--- RECORDS FOR THIS TASK ---

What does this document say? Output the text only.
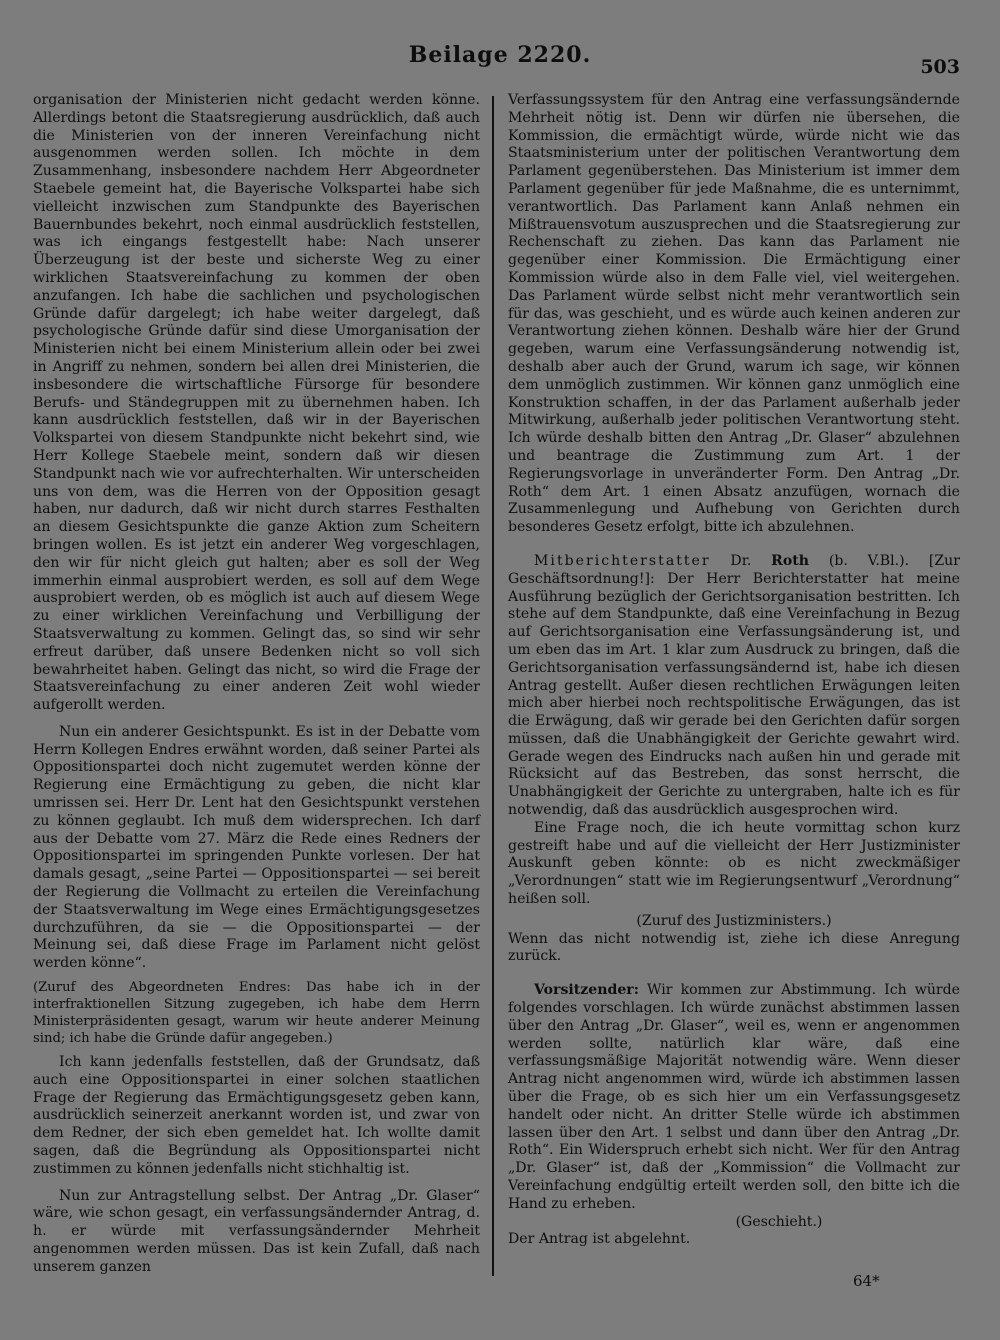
Beilage 2220.	503

organisation der Ministerien nicht gedacht werden könne. Allerdings betont die Staatsregierung ausdrücklich, daß auch die Ministerien von der inneren Vereinfachung nicht ausgenommen werden sollen. Ich möchte in dem Zusammenhang, insbesondere nachdem Herr Abgeordneter Staebele gemeint hat, die Bayerische Volkspartei habe sich vielleicht inzwischen zum Standpunkte des Bayerischen Bauernbundes bekehrt, noch einmal ausdrücklich feststellen, was ich eingangs festgestellt habe: Nach unserer Überzeugung ist der beste und sicherste Weg zu einer wirklichen Staatsvereinfachung zu kommen der oben anzufangen. Ich habe die sachlichen und psychologischen Gründe dafür dargelegt; ich habe weiter dargelegt, daß psychologische Gründe dafür sind diese Umorganisation der Ministerien nicht bei einem Ministerium allein oder bei zwei in Angriff zu nehmen, sondern bei allen drei Ministerien, die insbesondere die wirtschaftliche Fürsorge für besondere Berufs- und Ständegruppen mit zu übernehmen haben. Ich kann ausdrücklich feststellen, daß wir in der Bayerischen Volkspartei von diesem Standpunkte nicht bekehrt sind, wie Herr Kollege Staebele meint, sondern daß wir diesen Standpunkt nach wie vor aufrechterhalten. Wir unterscheiden uns von dem, was die Herren von der Opposition gesagt haben, nur dadurch, daß wir nicht durch starres Festhalten an diesem Gesichtspunkte die ganze Aktion zum Scheitern bringen wollen. Es ist jetzt ein anderer Weg vorgeschlagen, den wir für nicht gleich gut halten; aber es soll der Weg immerhin einmal ausprobiert werden, es soll auf dem Wege ausprobiert werden, ob es möglich ist auch auf diesem Wege zu einer wirklichen Vereinfachung und Verbilligung der Staatsverwaltung zu kommen. Gelingt das, so sind wir sehr erfreut darüber, daß unsere Bedenken nicht so voll sich bewahrheitet haben. Gelingt das nicht, so wird die Frage der Staatsvereinfachung zu einer anderen Zeit wohl wieder aufgerollt werden.

Nun ein anderer Gesichtspunkt. Es ist in der Debatte vom Herrn Kollegen Endres erwähnt worden, daß seiner Partei als Oppositionspartei doch nicht zugemutet werden könne der Regierung eine Ermächtigung zu geben, die nicht klar umrissen sei. Herr Dr. Lent hat den Gesichtspunkt verstehen zu können geglaubt. Ich muß dem widersprechen. Ich darf aus der Debatte vom 27. März die Rede eines Redners der Oppositionspartei im springenden Punkte vorlesen. Der hat damals gesagt, „seine Partei — Oppositionspartei — sei bereit der Regierung die Vollmacht zu erteilen die Vereinfachung der Staatsverwaltung im Wege eines Ermächtigungsgesetzes durchzuführen, da sie — die Oppositionspartei — der Meinung sei, daß diese Frage im Parlament nicht gelöst werden könne“.

(Zuruf des Abgeordneten Endres: Das habe ich in der interfraktionellen Sitzung zugegeben, ich habe dem Herrn Ministerpräsidenten gesagt, warum wir heute anderer Meinung sind; ich habe die Gründe dafür angegeben.)

Ich kann jedenfalls feststellen, daß der Grundsatz, daß auch eine Oppositionspartei in einer solchen staatlichen Frage der Regierung das Ermächtigungsgesetz geben kann, ausdrücklich seinerzeit anerkannt worden ist, und zwar von dem Redner, der sich eben gemeldet hat. Ich wollte damit sagen, daß die Begründung als Oppositionspartei nicht zustimmen zu können jedenfalls nicht stichhaltig ist.

Nun zur Antragstellung selbst. Der Antrag „Dr. Glaser“ wäre, wie schon gesagt, ein verfassungsändernder Antrag, d. h. er würde mit verfassungsändernder Mehrheit angenommen werden müssen. Das ist kein Zufall, daß nach unserem ganzen

Verfassungssystem für den Antrag eine verfassungsändernde Mehrheit nötig ist. Denn wir dürfen nie übersehen, die Kommission, die ermächtigt würde, würde nicht wie das Staatsministerium unter der politischen Verantwortung dem Parlament gegenüberstehen. Das Ministerium ist immer dem Parlament gegenüber für jede Maßnahme, die es unternimmt, verantwortlich. Das Parlament kann Anlaß nehmen ein Mißtrauensvotum auszusprechen und die Staatsregierung zur Rechenschaft zu ziehen. Das kann das Parlament nie gegenüber einer Kommission. Die Ermächtigung einer Kommission würde also in dem Falle viel, viel weitergehen. Das Parlament würde selbst nicht mehr verantwortlich sein für das, was geschieht, und es würde auch keinen anderen zur Verantwortung ziehen können. Deshalb wäre hier der Grund gegeben, warum eine Verfassungsänderung notwendig ist, deshalb aber auch der Grund, warum ich sage, wir können dem unmöglich zustimmen. Wir können ganz unmöglich eine Konstruktion schaffen, in der das Parlament außerhalb jeder Mitwirkung, außerhalb jeder politischen Verantwortung steht. Ich würde deshalb bitten den Antrag „Dr. Glaser“ abzulehnen und beantrage die Zustimmung zum Art. 1 der Regierungsvorlage in unveränderter Form. Den Antrag „Dr. Roth“ dem Art. 1 einen Absatz anzufügen, wornach die Zusammenlegung und Aufhebung von Gerichten durch besonderes Gesetz erfolgt, bitte ich abzulehnen.

Mitberichterstatter Dr. Roth (b. V.Bl.). [Zur Geschäftsordnung!]: Der Herr Berichterstatter hat meine Ausführung bezüglich der Gerichtsorganisation bestritten. Ich stehe auf dem Standpunkte, daß eine Vereinfachung in Bezug auf Gerichtsorganisation eine Verfassungsänderung ist, und um eben das im Art. 1 klar zum Ausdruck zu bringen, daß die Gerichtsorganisation verfassungsändernd ist, habe ich diesen Antrag gestellt. Außer diesen rechtlichen Erwägungen leiten mich aber hierbei noch rechtspolitische Erwägungen, das ist die Erwägung, daß wir gerade bei den Gerichten dafür sorgen müssen, daß die Unabhängigkeit der Gerichte gewahrt wird. Gerade wegen des Eindrucks nach außen hin und gerade mit Rücksicht auf das Bestreben, das sonst herrscht, die Unabhängigkeit der Gerichte zu untergraben, halte ich es für notwendig, daß das ausdrücklich ausgesprochen wird.

Eine Frage noch, die ich heute vormittag schon kurz gestreift habe und auf die vielleicht der Herr Justizminister Auskunft geben könnte: ob es nicht zweckmäßiger „Verordnungen“ statt wie im Regierungsentwurf „Verordnung“ heißen soll.

(Zuruf des Justizministers.)

Wenn das nicht notwendig ist, ziehe ich diese Anregung zurück.

Vorsitzender: Wir kommen zur Abstimmung. Ich würde folgendes vorschlagen. Ich würde zunächst abstimmen lassen über den Antrag „Dr. Glaser“, weil es, wenn er angenommen werden sollte, natürlich klar wäre, daß eine verfassungsmäßige Majorität notwendig wäre. Wenn dieser Antrag nicht angenommen wird, würde ich abstimmen lassen über die Frage, ob es sich hier um ein Verfassungsgesetz handelt oder nicht. An dritter Stelle würde ich abstimmen lassen über den Art. 1 selbst und dann über den Antrag „Dr. Roth“. Ein Widerspruch erhebt sich nicht. Wer für den Antrag „Dr. Glaser“ ist, daß der „Kommission“ die Vollmacht zur Vereinfachung endgültig erteilt werden soll, den bitte ich die Hand zu erheben.

(Geschieht.)

Der Antrag ist abgelehnt.

64*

---

WORK REQUEST:
Every entry above should be restated word for word, with the images left out.

YOUR SOLUTION:
What does this document say? Output the text only.
Beilage 2220.	503

organisation der Ministerien nicht gedacht werden könne. Allerdings betont die Staatsregierung ausdrücklich, daß auch die Ministerien von der inneren Vereinfachung nicht ausgenommen werden sollen. Ich möchte in dem Zusammenhang, insbesondere nachdem Herr Abgeordneter Staebele gemeint hat, die Bayerische Volkspartei habe sich vielleicht inzwischen zum Standpunkte des Bayerischen Bauernbundes bekehrt, noch einmal ausdrücklich feststellen, was ich eingangs festgestellt habe: Nach unserer Überzeugung ist der beste und sicherste Weg zu einer wirklichen Staatsvereinfachung zu kommen der oben anzufangen. Ich habe die sachlichen und psychologischen Gründe dafür dargelegt; ich habe weiter dargelegt, daß psychologische Gründe dafür sind diese Umorganisation der Ministerien nicht bei einem Ministerium allein oder bei zwei in Angriff zu nehmen, sondern bei allen drei Ministerien, die insbesondere die wirtschaftliche Fürsorge für besondere Berufs- und Ständegruppen mit zu übernehmen haben. Ich kann ausdrücklich feststellen, daß wir in der Bayerischen Volkspartei von diesem Standpunkte nicht bekehrt sind, wie Herr Kollege Staebele meint, sondern daß wir diesen Standpunkt nach wie vor aufrechterhalten. Wir unterscheiden uns von dem, was die Herren von der Opposition gesagt haben, nur dadurch, daß wir nicht durch starres Festhalten an diesem Gesichtspunkte die ganze Aktion zum Scheitern bringen wollen. Es ist jetzt ein anderer Weg vorgeschlagen, den wir für nicht gleich gut halten; aber es soll der Weg immerhin einmal ausprobiert werden, es soll auf dem Wege ausprobiert werden, ob es möglich ist auch auf diesem Wege zu einer wirklichen Vereinfachung und Verbilligung der Staatsverwaltung zu kommen. Gelingt das, so sind wir sehr erfreut darüber, daß unsere Bedenken nicht so voll sich bewahrheitet haben. Gelingt das nicht, so wird die Frage der Staatsvereinfachung zu einer anderen Zeit wohl wieder aufgerollt werden.

Nun ein anderer Gesichtspunkt. Es ist in der Debatte vom Herrn Kollegen Endres erwähnt worden, daß seiner Partei als Oppositionspartei doch nicht zugemutet werden könne der Regierung eine Ermächtigung zu geben, die nicht klar umrissen sei. Herr Dr. Lent hat den Gesichtspunkt verstehen zu können geglaubt. Ich muß dem widersprechen. Ich darf aus der Debatte vom 27. März die Rede eines Redners der Oppositionspartei im springenden Punkte vorlesen. Der hat damals gesagt, „seine Partei — Oppositionspartei — sei bereit der Regierung die Vollmacht zu erteilen die Vereinfachung der Staatsverwaltung im Wege eines Ermächtigungsgesetzes durchzuführen, da sie — die Oppositionspartei — der Meinung sei, daß diese Frage im Parlament nicht gelöst werden könne“.

(Zuruf des Abgeordneten Endres: Das habe ich in der interfraktionellen Sitzung zugegeben, ich habe dem Herrn Ministerpräsidenten gesagt, warum wir heute anderer Meinung sind; ich habe die Gründe dafür angegeben.)

Ich kann jedenfalls feststellen, daß der Grundsatz, daß auch eine Oppositionspartei in einer solchen staatlichen Frage der Regierung das Ermächtigungsgesetz geben kann, ausdrücklich seinerzeit anerkannt worden ist, und zwar von dem Redner, der sich eben gemeldet hat. Ich wollte damit sagen, daß die Begründung als Oppositionspartei nicht zustimmen zu können jedenfalls nicht stichhaltig ist.

Nun zur Antragstellung selbst. Der Antrag „Dr. Glaser“ wäre, wie schon gesagt, ein verfassungsändernder Antrag, d. h. er würde mit verfassungsändernder Mehrheit angenommen werden müssen. Das ist kein Zufall, daß nach unserem ganzen

Verfassungssystem für den Antrag eine verfassungsändernde Mehrheit nötig ist. Denn wir dürfen nie übersehen, die Kommission, die ermächtigt würde, würde nicht wie das Staatsministerium unter der politischen Verantwortung dem Parlament gegenüberstehen. Das Ministerium ist immer dem Parlament gegenüber für jede Maßnahme, die es unternimmt, verantwortlich. Das Parlament kann Anlaß nehmen ein Mißtrauensvotum auszusprechen und die Staatsregierung zur Rechenschaft zu ziehen. Das kann das Parlament nie gegenüber einer Kommission. Die Ermächtigung einer Kommission würde also in dem Falle viel, viel weitergehen. Das Parlament würde selbst nicht mehr verantwortlich sein für das, was geschieht, und es würde auch keinen anderen zur Verantwortung ziehen können. Deshalb wäre hier der Grund gegeben, warum eine Verfassungsänderung notwendig ist, deshalb aber auch der Grund, warum ich sage, wir können dem unmöglich zustimmen. Wir können ganz unmöglich eine Konstruktion schaffen, in der das Parlament außerhalb jeder Mitwirkung, außerhalb jeder politischen Verantwortung steht. Ich würde deshalb bitten den Antrag „Dr. Glaser“ abzulehnen und beantrage die Zustimmung zum Art. 1 der Regierungsvorlage in unveränderter Form. Den Antrag „Dr. Roth“ dem Art. 1 einen Absatz anzufügen, wornach die Zusammenlegung und Aufhebung von Gerichten durch besonderes Gesetz erfolgt, bitte ich abzulehnen.

Mitberichterstatter Dr. Roth (b. V.Bl.). [Zur Geschäftsordnung!]: Der Herr Berichterstatter hat meine Ausführung bezüglich der Gerichtsorganisation bestritten. Ich stehe auf dem Standpunkte, daß eine Vereinfachung in Bezug auf Gerichtsorganisation eine Verfassungsänderung ist, und um eben das im Art. 1 klar zum Ausdruck zu bringen, daß die Gerichtsorganisation verfassungsändernd ist, habe ich diesen Antrag gestellt. Außer diesen rechtlichen Erwägungen leiten mich aber hierbei noch rechtspolitische Erwägungen, das ist die Erwägung, daß wir gerade bei den Gerichten dafür sorgen müssen, daß die Unabhängigkeit der Gerichte gewahrt wird. Gerade wegen des Eindrucks nach außen hin und gerade mit Rücksicht auf das Bestreben, das sonst herrscht, die Unabhängigkeit der Gerichte zu untergraben, halte ich es für notwendig, daß das ausdrücklich ausgesprochen wird.

Eine Frage noch, die ich heute vormittag schon kurz gestreift habe und auf die vielleicht der Herr Justizminister Auskunft geben könnte: ob es nicht zweckmäßiger „Verordnungen“ statt wie im Regierungsentwurf „Verordnung“ heißen soll.

(Zuruf des Justizministers.)

Wenn das nicht notwendig ist, ziehe ich diese Anregung zurück.

Vorsitzender: Wir kommen zur Abstimmung. Ich würde folgendes vorschlagen. Ich würde zunächst abstimmen lassen über den Antrag „Dr. Glaser“, weil es, wenn er angenommen werden sollte, natürlich klar wäre, daß eine verfassungsmäßige Majorität notwendig wäre. Wenn dieser Antrag nicht angenommen wird, würde ich abstimmen lassen über die Frage, ob es sich hier um ein Verfassungsgesetz handelt oder nicht. An dritter Stelle würde ich abstimmen lassen über den Art. 1 selbst und dann über den Antrag „Dr. Roth“. Ein Widerspruch erhebt sich nicht. Wer für den Antrag „Dr. Glaser“ ist, daß der „Kommission“ die Vollmacht zur Vereinfachung endgültig erteilt werden soll, den bitte ich die Hand zu erheben.

(Geschieht.)

Der Antrag ist abgelehnt.

64*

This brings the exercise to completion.